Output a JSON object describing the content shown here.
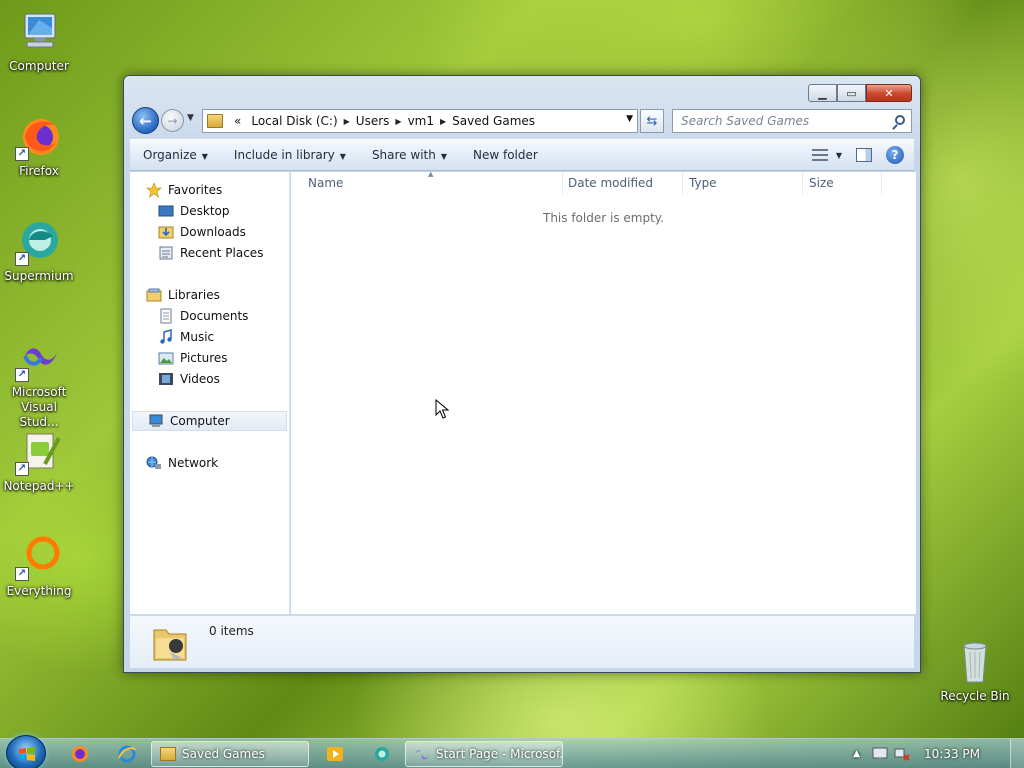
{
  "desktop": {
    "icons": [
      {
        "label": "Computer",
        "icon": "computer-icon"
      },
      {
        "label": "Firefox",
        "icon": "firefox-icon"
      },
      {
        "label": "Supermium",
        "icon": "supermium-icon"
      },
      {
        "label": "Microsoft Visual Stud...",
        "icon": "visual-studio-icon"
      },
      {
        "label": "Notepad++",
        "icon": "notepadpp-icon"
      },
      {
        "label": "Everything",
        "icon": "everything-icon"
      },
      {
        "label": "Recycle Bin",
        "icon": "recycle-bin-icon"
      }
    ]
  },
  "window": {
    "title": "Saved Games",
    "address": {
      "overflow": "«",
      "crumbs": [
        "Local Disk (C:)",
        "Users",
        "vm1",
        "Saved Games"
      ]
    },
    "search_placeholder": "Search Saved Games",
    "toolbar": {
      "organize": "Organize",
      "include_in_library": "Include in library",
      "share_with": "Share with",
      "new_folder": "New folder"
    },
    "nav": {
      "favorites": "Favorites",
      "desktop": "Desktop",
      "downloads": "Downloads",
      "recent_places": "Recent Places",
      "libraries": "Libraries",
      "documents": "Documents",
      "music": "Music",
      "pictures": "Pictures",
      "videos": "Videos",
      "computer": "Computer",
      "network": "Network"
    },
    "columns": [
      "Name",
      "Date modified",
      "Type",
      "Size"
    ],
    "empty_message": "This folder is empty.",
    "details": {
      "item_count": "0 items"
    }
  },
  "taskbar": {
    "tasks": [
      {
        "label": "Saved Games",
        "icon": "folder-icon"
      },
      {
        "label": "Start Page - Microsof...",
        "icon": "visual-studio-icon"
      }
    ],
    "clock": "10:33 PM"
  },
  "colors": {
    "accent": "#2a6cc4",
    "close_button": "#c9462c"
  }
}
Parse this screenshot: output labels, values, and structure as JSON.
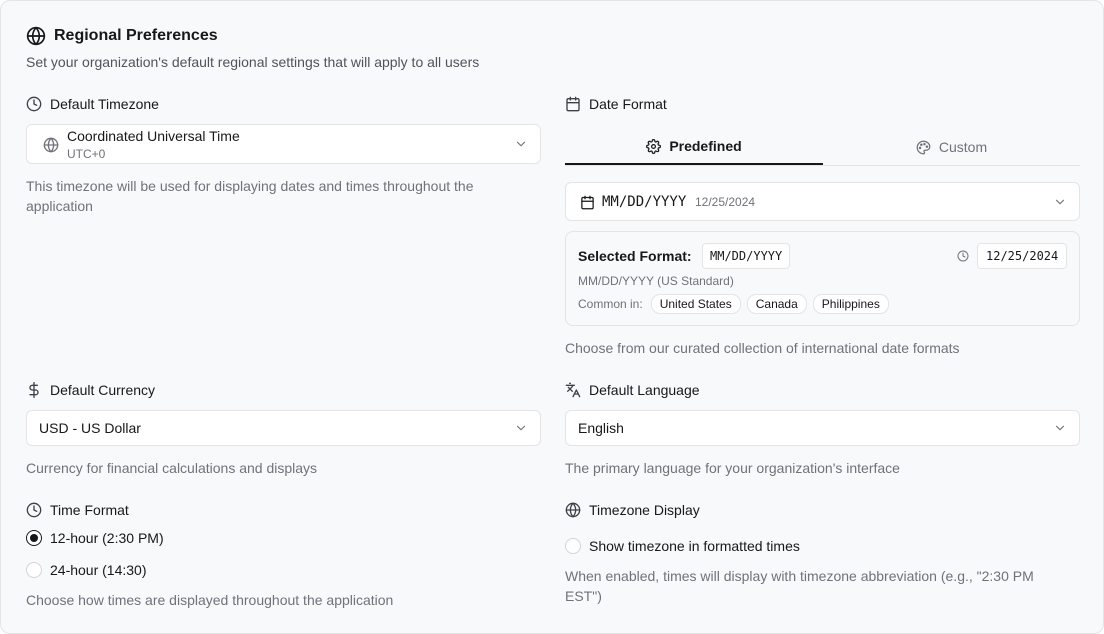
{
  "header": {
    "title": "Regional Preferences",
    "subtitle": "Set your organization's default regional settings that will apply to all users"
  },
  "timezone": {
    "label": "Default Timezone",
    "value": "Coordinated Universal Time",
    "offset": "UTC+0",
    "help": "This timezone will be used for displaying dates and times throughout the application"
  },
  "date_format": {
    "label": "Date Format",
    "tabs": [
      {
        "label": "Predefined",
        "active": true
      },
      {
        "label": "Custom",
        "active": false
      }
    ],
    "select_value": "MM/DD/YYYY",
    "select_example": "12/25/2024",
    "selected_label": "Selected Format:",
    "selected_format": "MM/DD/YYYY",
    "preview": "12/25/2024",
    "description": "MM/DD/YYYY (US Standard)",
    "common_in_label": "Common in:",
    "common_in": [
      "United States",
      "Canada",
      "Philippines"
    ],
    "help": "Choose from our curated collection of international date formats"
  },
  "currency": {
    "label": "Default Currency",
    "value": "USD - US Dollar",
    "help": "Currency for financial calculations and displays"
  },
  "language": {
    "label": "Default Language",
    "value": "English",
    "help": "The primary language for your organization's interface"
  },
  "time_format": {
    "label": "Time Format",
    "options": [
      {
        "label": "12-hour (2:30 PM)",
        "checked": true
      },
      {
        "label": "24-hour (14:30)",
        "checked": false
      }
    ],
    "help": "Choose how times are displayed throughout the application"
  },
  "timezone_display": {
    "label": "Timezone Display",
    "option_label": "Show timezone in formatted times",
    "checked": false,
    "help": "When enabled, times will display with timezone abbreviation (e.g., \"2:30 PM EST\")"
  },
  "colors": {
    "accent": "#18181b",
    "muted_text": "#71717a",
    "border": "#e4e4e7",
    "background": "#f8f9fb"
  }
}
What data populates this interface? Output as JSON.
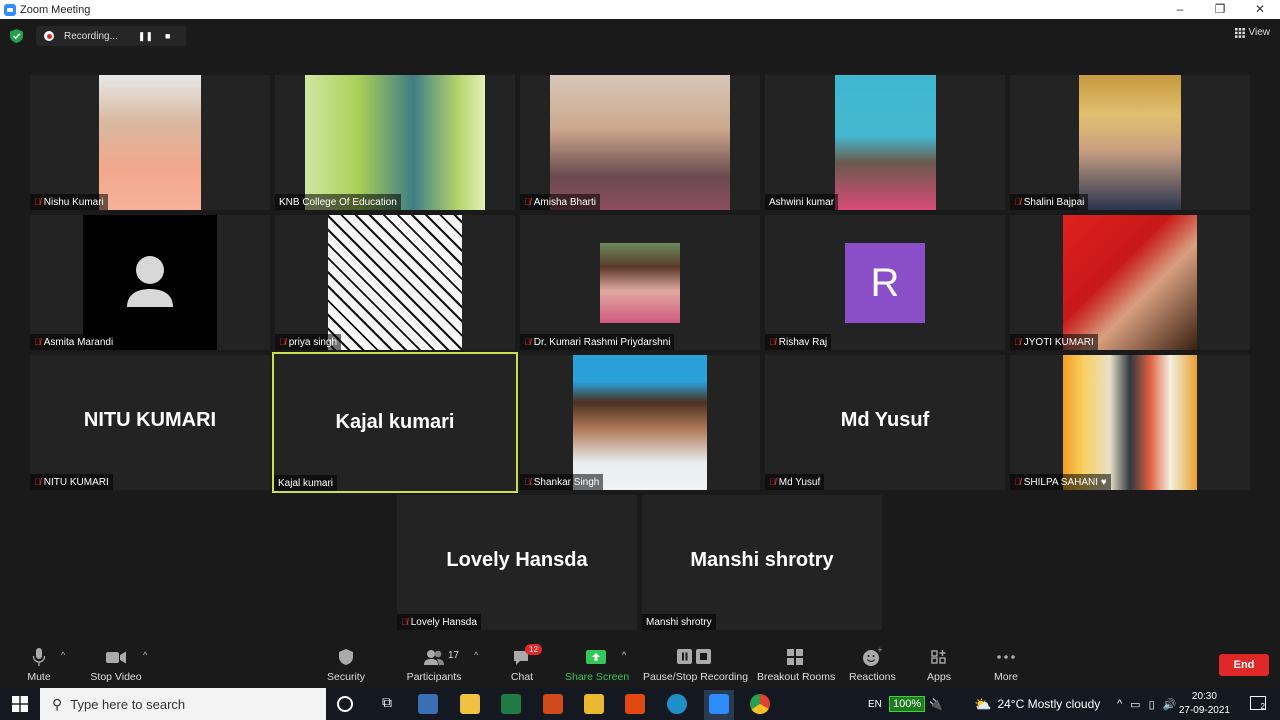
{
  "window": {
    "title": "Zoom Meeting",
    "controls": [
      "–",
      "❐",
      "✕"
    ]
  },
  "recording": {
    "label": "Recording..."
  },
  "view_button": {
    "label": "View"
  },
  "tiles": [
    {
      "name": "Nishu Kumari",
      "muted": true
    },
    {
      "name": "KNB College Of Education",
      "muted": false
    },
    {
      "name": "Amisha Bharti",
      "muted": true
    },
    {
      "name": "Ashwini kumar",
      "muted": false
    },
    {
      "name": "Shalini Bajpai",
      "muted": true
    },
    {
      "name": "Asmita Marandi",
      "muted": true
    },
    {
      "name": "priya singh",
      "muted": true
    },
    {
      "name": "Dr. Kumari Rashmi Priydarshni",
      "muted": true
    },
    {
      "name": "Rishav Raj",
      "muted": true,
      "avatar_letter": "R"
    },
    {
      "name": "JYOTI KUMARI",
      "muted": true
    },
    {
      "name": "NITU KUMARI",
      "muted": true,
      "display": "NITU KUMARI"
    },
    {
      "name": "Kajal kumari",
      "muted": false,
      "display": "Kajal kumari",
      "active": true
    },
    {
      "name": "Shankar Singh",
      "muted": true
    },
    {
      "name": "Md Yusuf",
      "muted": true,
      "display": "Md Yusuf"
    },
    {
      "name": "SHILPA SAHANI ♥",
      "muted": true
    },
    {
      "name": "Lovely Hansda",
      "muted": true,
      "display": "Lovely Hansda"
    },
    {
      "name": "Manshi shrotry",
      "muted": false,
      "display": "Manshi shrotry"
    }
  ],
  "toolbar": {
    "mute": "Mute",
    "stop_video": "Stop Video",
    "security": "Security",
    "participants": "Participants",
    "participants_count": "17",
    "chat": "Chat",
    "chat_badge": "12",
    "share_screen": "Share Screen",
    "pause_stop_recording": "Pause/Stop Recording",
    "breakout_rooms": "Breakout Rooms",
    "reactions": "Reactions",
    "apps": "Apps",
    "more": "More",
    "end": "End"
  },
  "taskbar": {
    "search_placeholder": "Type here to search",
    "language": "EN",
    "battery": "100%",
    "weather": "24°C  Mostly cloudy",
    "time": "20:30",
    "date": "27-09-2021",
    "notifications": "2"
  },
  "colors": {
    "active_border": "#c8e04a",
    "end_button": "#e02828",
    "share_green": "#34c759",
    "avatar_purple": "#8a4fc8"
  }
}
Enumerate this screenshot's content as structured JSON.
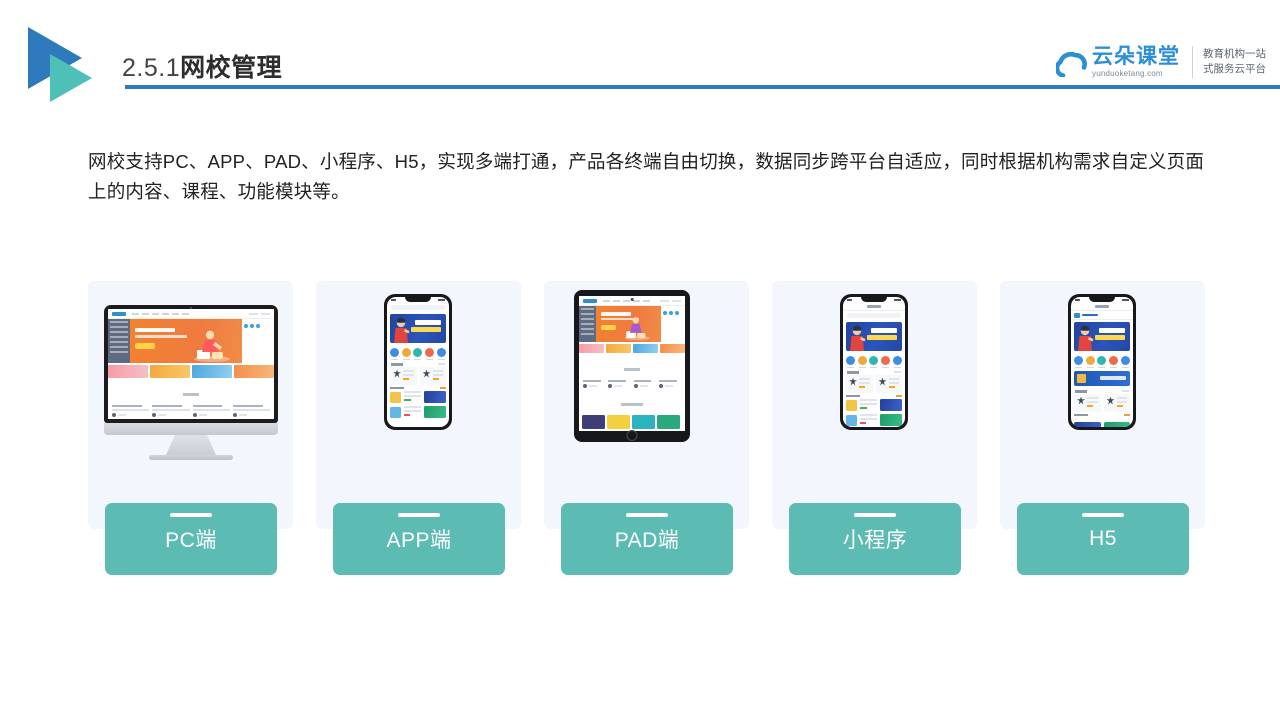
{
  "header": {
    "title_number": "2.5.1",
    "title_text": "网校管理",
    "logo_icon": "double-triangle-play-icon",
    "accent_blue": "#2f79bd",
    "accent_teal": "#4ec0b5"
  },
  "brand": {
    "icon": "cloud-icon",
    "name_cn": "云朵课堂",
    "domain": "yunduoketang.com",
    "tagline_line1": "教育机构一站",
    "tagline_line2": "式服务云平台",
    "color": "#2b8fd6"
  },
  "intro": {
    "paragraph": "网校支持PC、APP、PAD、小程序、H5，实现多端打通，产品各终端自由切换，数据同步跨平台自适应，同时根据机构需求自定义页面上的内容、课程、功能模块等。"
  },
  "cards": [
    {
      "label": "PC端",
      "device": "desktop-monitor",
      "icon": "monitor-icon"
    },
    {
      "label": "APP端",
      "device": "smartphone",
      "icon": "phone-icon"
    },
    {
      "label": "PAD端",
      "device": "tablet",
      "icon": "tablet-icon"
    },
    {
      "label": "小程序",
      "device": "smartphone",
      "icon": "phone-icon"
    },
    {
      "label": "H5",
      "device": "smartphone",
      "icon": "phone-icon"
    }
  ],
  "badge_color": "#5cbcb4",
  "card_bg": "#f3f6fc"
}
----------------
Your goal:
Omit the pictures and give the material again, exactly and in full.

Completed task:
Output a JSON object describing the content shown here.
{
  "desktop": {
    "icons": [
      {
        "label": "Computer",
        "icon": "computer-icon"
      },
      {
        "label": "Firefox",
        "icon": "firefox-icon"
      },
      {
        "label": "Supermium",
        "icon": "supermium-icon"
      },
      {
        "label": "Microsoft Visual Stud...",
        "icon": "visual-studio-icon"
      },
      {
        "label": "Notepad++",
        "icon": "notepadpp-icon"
      },
      {
        "label": "Everything",
        "icon": "everything-icon"
      },
      {
        "label": "Recycle Bin",
        "icon": "recycle-bin-icon"
      }
    ]
  },
  "window": {
    "title": "Saved Games",
    "address": {
      "overflow": "«",
      "crumbs": [
        "Local Disk (C:)",
        "Users",
        "vm1",
        "Saved Games"
      ]
    },
    "search_placeholder": "Search Saved Games",
    "toolbar": {
      "organize": "Organize",
      "include_in_library": "Include in library",
      "share_with": "Share with",
      "new_folder": "New folder"
    },
    "nav": {
      "favorites": "Favorites",
      "desktop": "Desktop",
      "downloads": "Downloads",
      "recent_places": "Recent Places",
      "libraries": "Libraries",
      "documents": "Documents",
      "music": "Music",
      "pictures": "Pictures",
      "videos": "Videos",
      "computer": "Computer",
      "network": "Network"
    },
    "columns": [
      "Name",
      "Date modified",
      "Type",
      "Size"
    ],
    "empty_message": "This folder is empty.",
    "details": {
      "item_count": "0 items"
    }
  },
  "taskbar": {
    "tasks": [
      {
        "label": "Saved Games",
        "icon": "folder-icon"
      },
      {
        "label": "Start Page - Microsof...",
        "icon": "visual-studio-icon"
      }
    ],
    "clock": "10:33 PM"
  },
  "colors": {
    "accent": "#2a6cc4",
    "close_button": "#c9462c"
  }
}
Parse this screenshot: output labels, values, and structure as JSON.
{
  "header": {
    "title": "Regional Preferences",
    "subtitle": "Set your organization's default regional settings that will apply to all users"
  },
  "timezone": {
    "label": "Default Timezone",
    "value": "Coordinated Universal Time",
    "offset": "UTC+0",
    "help": "This timezone will be used for displaying dates and times throughout the application"
  },
  "date_format": {
    "label": "Date Format",
    "tabs": [
      {
        "label": "Predefined",
        "active": true
      },
      {
        "label": "Custom",
        "active": false
      }
    ],
    "select_value": "MM/DD/YYYY",
    "select_example": "12/25/2024",
    "selected_label": "Selected Format:",
    "selected_format": "MM/DD/YYYY",
    "preview": "12/25/2024",
    "description": "MM/DD/YYYY (US Standard)",
    "common_in_label": "Common in:",
    "common_in": [
      "United States",
      "Canada",
      "Philippines"
    ],
    "help": "Choose from our curated collection of international date formats"
  },
  "currency": {
    "label": "Default Currency",
    "value": "USD - US Dollar",
    "help": "Currency for financial calculations and displays"
  },
  "language": {
    "label": "Default Language",
    "value": "English",
    "help": "The primary language for your organization's interface"
  },
  "time_format": {
    "label": "Time Format",
    "options": [
      {
        "label": "12-hour (2:30 PM)",
        "checked": true
      },
      {
        "label": "24-hour (14:30)",
        "checked": false
      }
    ],
    "help": "Choose how times are displayed throughout the application"
  },
  "timezone_display": {
    "label": "Timezone Display",
    "option_label": "Show timezone in formatted times",
    "checked": false,
    "help": "When enabled, times will display with timezone abbreviation (e.g., \"2:30 PM EST\")"
  },
  "colors": {
    "accent": "#18181b",
    "muted_text": "#71717a",
    "border": "#e4e4e7",
    "background": "#f8f9fb"
  }
}
What data populates this interface? Output as JSON.
{
  "window": {
    "title": "Zoom Meeting",
    "controls": [
      "–",
      "❐",
      "✕"
    ]
  },
  "recording": {
    "label": "Recording..."
  },
  "view_button": {
    "label": "View"
  },
  "tiles": [
    {
      "name": "Nishu Kumari",
      "muted": true
    },
    {
      "name": "KNB College Of Education",
      "muted": false
    },
    {
      "name": "Amisha Bharti",
      "muted": true
    },
    {
      "name": "Ashwini kumar",
      "muted": false
    },
    {
      "name": "Shalini Bajpai",
      "muted": true
    },
    {
      "name": "Asmita Marandi",
      "muted": true
    },
    {
      "name": "priya singh",
      "muted": true
    },
    {
      "name": "Dr. Kumari Rashmi Priydarshni",
      "muted": true
    },
    {
      "name": "Rishav Raj",
      "muted": true,
      "avatar_letter": "R"
    },
    {
      "name": "JYOTI KUMARI",
      "muted": true
    },
    {
      "name": "NITU KUMARI",
      "muted": true,
      "display": "NITU KUMARI"
    },
    {
      "name": "Kajal kumari",
      "muted": false,
      "display": "Kajal kumari",
      "active": true
    },
    {
      "name": "Shankar Singh",
      "muted": true
    },
    {
      "name": "Md Yusuf",
      "muted": true,
      "display": "Md Yusuf"
    },
    {
      "name": "SHILPA SAHANI ♥",
      "muted": true
    },
    {
      "name": "Lovely Hansda",
      "muted": true,
      "display": "Lovely Hansda"
    },
    {
      "name": "Manshi shrotry",
      "muted": false,
      "display": "Manshi shrotry"
    }
  ],
  "toolbar": {
    "mute": "Mute",
    "stop_video": "Stop Video",
    "security": "Security",
    "participants": "Participants",
    "participants_count": "17",
    "chat": "Chat",
    "chat_badge": "12",
    "share_screen": "Share Screen",
    "pause_stop_recording": "Pause/Stop Recording",
    "breakout_rooms": "Breakout Rooms",
    "reactions": "Reactions",
    "apps": "Apps",
    "more": "More",
    "end": "End"
  },
  "taskbar": {
    "search_placeholder": "Type here to search",
    "language": "EN",
    "battery": "100%",
    "weather": "24°C  Mostly cloudy",
    "time": "20:30",
    "date": "27-09-2021",
    "notifications": "2"
  },
  "colors": {
    "active_border": "#c8e04a",
    "end_button": "#e02828",
    "share_green": "#34c759",
    "avatar_purple": "#8a4fc8"
  }
}
Enumerate this screenshot's content as structured JSON.
{
  "header": {
    "title_number": "2.5.1",
    "title_text": "网校管理",
    "logo_icon": "double-triangle-play-icon",
    "accent_blue": "#2f79bd",
    "accent_teal": "#4ec0b5"
  },
  "brand": {
    "icon": "cloud-icon",
    "name_cn": "云朵课堂",
    "domain": "yunduoketang.com",
    "tagline_line1": "教育机构一站",
    "tagline_line2": "式服务云平台",
    "color": "#2b8fd6"
  },
  "intro": {
    "paragraph": "网校支持PC、APP、PAD、小程序、H5，实现多端打通，产品各终端自由切换，数据同步跨平台自适应，同时根据机构需求自定义页面上的内容、课程、功能模块等。"
  },
  "cards": [
    {
      "label": "PC端",
      "device": "desktop-monitor",
      "icon": "monitor-icon"
    },
    {
      "label": "APP端",
      "device": "smartphone",
      "icon": "phone-icon"
    },
    {
      "label": "PAD端",
      "device": "tablet",
      "icon": "tablet-icon"
    },
    {
      "label": "小程序",
      "device": "smartphone",
      "icon": "phone-icon"
    },
    {
      "label": "H5",
      "device": "smartphone",
      "icon": "phone-icon"
    }
  ],
  "badge_color": "#5cbcb4",
  "card_bg": "#f3f6fc"
}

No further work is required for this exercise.